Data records
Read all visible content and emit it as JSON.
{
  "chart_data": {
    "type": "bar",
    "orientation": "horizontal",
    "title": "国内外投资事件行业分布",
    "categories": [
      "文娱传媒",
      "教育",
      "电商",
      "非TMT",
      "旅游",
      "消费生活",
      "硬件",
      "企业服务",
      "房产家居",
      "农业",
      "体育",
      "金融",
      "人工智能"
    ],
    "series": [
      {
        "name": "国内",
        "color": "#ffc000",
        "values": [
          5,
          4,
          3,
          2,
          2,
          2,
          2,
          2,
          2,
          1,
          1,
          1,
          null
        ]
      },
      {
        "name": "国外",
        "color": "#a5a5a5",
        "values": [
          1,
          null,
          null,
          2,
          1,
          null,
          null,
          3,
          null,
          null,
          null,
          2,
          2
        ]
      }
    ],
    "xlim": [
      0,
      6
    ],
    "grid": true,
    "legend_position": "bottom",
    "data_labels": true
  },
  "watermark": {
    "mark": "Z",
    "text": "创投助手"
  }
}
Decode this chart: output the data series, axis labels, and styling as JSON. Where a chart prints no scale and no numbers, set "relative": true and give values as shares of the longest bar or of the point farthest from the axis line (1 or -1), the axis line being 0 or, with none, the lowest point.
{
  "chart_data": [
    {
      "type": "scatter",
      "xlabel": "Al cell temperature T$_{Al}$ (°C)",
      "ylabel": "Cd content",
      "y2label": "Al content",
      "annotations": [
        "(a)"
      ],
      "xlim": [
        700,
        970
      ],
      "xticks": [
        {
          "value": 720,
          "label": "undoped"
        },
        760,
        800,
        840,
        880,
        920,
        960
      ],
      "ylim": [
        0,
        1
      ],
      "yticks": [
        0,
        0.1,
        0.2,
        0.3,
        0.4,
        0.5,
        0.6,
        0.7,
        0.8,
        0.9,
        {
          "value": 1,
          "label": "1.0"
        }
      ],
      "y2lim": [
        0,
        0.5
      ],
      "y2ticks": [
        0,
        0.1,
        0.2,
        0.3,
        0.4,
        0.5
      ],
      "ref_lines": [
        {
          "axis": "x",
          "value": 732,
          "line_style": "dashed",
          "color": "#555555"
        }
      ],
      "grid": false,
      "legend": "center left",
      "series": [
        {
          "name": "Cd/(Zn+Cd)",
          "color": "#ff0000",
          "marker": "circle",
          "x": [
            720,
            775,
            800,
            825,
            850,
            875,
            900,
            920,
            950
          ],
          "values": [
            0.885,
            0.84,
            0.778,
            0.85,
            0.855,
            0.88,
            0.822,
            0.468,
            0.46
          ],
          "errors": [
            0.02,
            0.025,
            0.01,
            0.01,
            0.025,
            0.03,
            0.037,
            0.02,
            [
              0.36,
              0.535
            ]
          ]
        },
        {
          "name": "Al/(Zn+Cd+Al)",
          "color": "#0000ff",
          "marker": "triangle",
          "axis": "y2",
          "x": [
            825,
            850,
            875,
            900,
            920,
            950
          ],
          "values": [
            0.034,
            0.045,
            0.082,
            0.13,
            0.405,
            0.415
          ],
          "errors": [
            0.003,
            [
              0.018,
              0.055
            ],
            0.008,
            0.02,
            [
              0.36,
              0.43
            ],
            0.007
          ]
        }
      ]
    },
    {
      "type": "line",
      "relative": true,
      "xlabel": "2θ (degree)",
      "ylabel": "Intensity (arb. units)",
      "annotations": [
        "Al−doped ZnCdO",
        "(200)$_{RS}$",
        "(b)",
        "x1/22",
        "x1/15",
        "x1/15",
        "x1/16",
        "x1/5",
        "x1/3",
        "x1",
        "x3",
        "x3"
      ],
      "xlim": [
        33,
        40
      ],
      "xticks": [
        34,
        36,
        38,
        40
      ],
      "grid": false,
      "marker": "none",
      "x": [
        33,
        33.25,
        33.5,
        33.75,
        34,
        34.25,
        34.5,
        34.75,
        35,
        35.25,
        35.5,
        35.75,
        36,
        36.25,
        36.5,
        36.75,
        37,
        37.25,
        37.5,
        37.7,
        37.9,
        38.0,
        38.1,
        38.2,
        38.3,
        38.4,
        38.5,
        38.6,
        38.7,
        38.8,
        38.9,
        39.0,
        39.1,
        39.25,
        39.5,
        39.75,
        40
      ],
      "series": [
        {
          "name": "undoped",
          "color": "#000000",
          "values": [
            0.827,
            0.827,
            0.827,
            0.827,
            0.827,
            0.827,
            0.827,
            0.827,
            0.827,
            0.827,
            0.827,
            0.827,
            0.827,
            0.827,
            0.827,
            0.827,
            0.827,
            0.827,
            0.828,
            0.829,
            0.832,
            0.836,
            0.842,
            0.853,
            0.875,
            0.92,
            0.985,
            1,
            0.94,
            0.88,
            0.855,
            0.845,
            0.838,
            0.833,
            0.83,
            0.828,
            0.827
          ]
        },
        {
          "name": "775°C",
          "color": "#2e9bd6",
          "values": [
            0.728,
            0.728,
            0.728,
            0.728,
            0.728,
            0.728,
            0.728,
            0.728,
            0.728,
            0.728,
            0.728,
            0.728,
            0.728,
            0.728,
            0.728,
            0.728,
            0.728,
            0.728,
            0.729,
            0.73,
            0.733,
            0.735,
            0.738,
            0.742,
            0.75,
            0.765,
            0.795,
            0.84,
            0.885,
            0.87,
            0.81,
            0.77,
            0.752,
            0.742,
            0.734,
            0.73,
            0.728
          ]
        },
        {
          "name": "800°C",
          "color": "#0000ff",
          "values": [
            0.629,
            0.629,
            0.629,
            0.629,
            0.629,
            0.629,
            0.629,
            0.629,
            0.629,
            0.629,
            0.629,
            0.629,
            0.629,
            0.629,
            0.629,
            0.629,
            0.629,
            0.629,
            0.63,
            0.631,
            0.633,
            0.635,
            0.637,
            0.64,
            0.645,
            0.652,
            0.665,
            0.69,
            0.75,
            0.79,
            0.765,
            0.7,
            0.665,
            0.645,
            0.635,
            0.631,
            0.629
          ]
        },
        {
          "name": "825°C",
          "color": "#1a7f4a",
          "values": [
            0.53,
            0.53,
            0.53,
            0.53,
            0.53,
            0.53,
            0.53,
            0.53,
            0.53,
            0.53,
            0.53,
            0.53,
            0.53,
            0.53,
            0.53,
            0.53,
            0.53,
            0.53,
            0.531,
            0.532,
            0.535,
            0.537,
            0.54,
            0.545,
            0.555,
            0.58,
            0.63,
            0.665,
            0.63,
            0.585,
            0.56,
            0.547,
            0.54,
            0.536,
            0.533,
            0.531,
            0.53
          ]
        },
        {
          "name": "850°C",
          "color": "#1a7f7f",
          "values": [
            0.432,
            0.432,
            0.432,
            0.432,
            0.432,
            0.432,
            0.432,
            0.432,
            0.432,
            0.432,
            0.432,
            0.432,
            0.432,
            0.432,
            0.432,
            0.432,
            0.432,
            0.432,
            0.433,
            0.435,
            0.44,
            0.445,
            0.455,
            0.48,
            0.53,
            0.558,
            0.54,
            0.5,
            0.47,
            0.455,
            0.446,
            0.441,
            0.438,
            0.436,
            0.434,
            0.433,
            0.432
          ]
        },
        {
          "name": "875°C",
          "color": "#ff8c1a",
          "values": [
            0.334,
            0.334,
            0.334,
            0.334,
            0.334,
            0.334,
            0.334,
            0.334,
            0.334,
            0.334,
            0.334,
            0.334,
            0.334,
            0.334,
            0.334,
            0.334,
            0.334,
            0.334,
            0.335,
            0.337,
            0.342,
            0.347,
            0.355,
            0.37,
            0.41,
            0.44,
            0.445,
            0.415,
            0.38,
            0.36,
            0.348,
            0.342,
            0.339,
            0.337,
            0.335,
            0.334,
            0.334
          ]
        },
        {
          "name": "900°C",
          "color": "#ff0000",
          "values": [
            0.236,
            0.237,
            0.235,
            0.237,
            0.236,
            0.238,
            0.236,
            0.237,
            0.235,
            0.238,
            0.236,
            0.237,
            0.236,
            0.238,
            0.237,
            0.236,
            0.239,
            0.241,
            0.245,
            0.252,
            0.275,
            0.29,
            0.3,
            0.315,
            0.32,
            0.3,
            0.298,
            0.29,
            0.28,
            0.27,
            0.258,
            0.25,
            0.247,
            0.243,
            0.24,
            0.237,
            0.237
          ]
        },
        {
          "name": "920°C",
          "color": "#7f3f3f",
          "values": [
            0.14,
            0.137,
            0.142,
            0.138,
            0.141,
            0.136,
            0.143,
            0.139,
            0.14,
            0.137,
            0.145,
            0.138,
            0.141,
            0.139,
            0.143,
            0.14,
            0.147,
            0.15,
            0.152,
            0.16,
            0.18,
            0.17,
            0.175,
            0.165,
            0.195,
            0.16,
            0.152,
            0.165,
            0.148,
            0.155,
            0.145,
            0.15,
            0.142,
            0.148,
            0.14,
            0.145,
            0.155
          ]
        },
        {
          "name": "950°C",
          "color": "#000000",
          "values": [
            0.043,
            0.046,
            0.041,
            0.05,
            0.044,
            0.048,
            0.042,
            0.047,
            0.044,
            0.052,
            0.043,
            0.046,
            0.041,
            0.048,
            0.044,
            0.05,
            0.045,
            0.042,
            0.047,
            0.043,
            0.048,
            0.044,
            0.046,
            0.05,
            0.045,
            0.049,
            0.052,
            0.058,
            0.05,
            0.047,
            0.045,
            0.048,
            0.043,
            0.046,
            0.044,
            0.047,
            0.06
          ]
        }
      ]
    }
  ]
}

[Stated task] Look through the data and show every line containing "ylabel".

[Task result]
      "ylabel": "Cd content",
      "ylabel": "Intensity (arb. units)",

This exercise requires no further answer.